- **Stated goal**: Leave the pictures out and copy exactly the lines from the line containing "Enumerate this screenshot's" to the line containing "Extract the structured", both lines included.
----- Data in this exercise
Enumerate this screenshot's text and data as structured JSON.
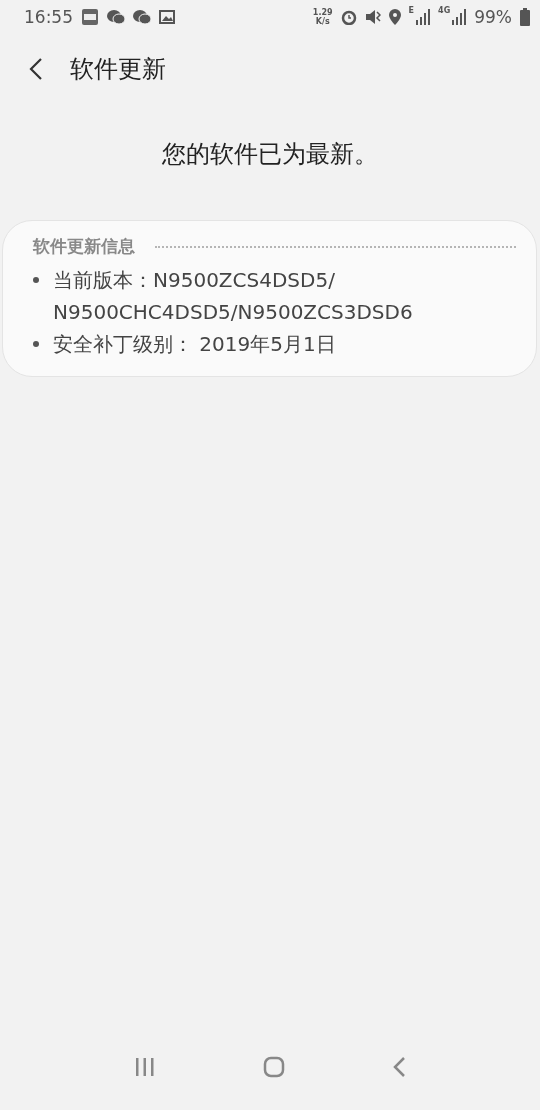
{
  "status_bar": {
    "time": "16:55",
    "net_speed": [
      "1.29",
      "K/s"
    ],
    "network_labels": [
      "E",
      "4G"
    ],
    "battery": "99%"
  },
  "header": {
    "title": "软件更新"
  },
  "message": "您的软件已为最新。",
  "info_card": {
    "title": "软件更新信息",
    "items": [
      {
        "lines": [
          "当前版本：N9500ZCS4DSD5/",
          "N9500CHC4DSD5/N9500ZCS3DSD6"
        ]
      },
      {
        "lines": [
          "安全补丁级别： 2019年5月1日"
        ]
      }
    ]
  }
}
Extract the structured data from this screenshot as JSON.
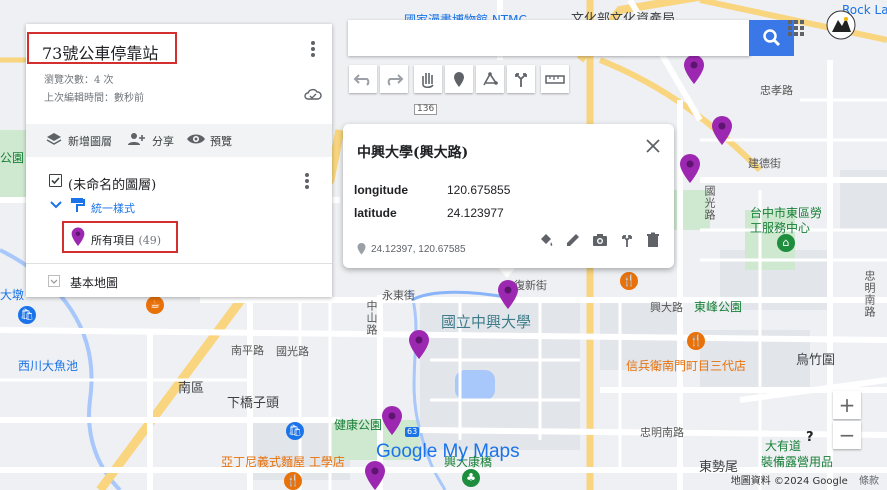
----------
----- Data in this exercise
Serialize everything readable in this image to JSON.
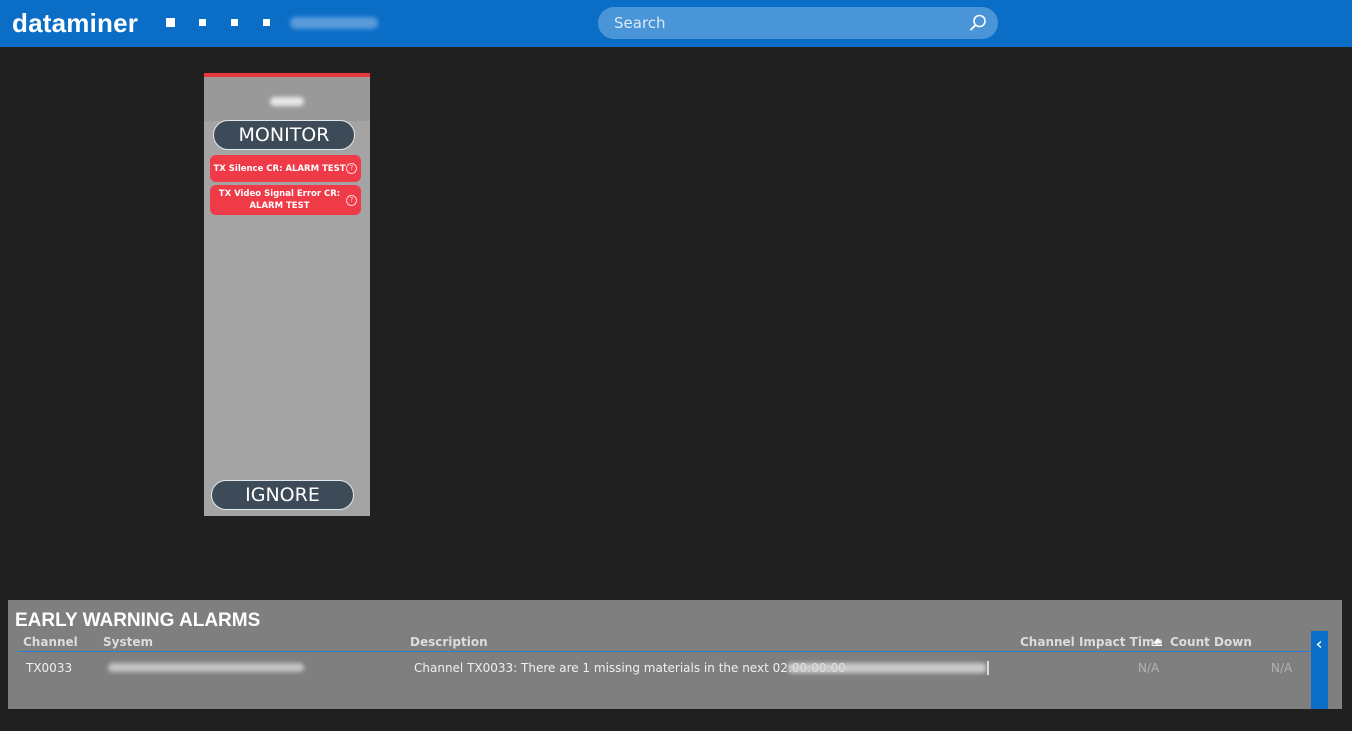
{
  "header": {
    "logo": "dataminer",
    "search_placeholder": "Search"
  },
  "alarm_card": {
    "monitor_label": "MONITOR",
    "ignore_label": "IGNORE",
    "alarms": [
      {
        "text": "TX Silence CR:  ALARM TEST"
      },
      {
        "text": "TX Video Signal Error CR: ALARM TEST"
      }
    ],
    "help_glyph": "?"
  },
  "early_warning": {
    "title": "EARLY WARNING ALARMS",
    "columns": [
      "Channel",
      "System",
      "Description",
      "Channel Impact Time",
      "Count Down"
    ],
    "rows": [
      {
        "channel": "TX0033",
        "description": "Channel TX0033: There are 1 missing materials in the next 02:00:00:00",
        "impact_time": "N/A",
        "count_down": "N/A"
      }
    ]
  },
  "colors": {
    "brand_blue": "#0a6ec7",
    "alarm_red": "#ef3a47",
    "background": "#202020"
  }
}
----------
----- Data in this exercise
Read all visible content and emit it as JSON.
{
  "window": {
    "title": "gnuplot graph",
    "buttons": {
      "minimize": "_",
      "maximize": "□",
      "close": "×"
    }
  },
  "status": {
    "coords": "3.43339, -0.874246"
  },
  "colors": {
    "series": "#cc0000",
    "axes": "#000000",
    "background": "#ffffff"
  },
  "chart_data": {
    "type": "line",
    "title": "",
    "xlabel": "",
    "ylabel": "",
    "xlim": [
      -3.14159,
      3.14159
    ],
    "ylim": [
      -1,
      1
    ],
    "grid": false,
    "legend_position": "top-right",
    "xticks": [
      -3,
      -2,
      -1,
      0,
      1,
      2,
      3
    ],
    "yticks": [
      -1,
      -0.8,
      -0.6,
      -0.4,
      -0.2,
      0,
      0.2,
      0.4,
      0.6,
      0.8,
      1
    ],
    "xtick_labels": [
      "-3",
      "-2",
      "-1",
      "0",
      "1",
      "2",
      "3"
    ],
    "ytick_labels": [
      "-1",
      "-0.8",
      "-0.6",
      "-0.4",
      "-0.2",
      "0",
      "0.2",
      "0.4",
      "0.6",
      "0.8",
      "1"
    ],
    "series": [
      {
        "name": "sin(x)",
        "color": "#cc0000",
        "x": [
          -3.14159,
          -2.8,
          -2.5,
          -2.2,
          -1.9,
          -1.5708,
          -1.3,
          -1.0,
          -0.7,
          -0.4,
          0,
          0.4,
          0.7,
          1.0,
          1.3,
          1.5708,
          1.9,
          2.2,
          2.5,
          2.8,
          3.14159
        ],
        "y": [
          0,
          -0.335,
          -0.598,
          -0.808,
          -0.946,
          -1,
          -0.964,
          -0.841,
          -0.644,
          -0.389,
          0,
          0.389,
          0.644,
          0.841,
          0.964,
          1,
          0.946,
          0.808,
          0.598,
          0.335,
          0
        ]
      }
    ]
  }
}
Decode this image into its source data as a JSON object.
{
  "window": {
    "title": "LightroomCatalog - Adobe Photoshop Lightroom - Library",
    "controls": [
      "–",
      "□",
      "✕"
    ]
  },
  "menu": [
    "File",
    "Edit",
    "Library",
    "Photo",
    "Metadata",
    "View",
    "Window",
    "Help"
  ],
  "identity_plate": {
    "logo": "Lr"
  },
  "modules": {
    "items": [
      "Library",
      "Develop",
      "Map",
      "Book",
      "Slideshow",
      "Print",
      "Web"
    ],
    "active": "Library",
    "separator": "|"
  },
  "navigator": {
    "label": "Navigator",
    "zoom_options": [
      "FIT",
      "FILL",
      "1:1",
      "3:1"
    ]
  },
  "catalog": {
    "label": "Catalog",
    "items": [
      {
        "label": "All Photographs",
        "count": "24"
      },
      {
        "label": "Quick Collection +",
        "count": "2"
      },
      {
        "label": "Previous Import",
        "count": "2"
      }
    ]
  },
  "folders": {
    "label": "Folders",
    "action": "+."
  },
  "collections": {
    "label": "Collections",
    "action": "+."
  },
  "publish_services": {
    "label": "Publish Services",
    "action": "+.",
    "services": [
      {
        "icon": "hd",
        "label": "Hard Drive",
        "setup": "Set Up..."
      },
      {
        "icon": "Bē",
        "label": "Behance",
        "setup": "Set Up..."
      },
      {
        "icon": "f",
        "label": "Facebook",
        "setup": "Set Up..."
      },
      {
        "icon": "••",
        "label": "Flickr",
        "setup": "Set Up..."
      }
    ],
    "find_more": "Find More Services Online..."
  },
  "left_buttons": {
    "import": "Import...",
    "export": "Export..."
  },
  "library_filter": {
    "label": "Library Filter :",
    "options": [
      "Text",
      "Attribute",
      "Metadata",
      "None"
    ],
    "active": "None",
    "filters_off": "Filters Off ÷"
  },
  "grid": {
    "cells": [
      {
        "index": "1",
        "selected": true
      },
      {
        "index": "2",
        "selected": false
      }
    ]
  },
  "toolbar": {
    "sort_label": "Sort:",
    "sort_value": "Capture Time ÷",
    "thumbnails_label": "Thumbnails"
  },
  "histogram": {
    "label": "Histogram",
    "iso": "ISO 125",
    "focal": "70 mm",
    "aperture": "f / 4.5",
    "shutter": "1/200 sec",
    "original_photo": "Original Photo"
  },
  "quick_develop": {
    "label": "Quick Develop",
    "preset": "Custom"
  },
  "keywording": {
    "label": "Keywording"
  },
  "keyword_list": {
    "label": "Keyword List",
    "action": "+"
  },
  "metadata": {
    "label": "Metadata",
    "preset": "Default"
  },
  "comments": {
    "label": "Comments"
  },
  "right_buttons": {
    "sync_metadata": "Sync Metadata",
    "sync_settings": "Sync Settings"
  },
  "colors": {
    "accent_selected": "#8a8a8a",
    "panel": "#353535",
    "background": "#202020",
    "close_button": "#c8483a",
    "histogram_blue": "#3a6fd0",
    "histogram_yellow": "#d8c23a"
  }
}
----------
- **Solution for this exercise**:
Enumerate this screenshot's text and data as structured JSON.
{
  "status_bar": {
    "time": "16:55",
    "net_speed": [
      "1.29",
      "K/s"
    ],
    "network_labels": [
      "E",
      "4G"
    ],
    "battery": "99%"
  },
  "header": {
    "title": "软件更新"
  },
  "message": "您的软件已为最新。",
  "info_card": {
    "title": "软件更新信息",
    "items": [
      {
        "lines": [
          "当前版本：N9500ZCS4DSD5/",
          "N9500CHC4DSD5/N9500ZCS3DSD6"
        ]
      },
      {
        "lines": [
          "安全补丁级别： 2019年5月1日"
        ]
      }
    ]
  }
}
Extract the structured data from this screenshot as JSON.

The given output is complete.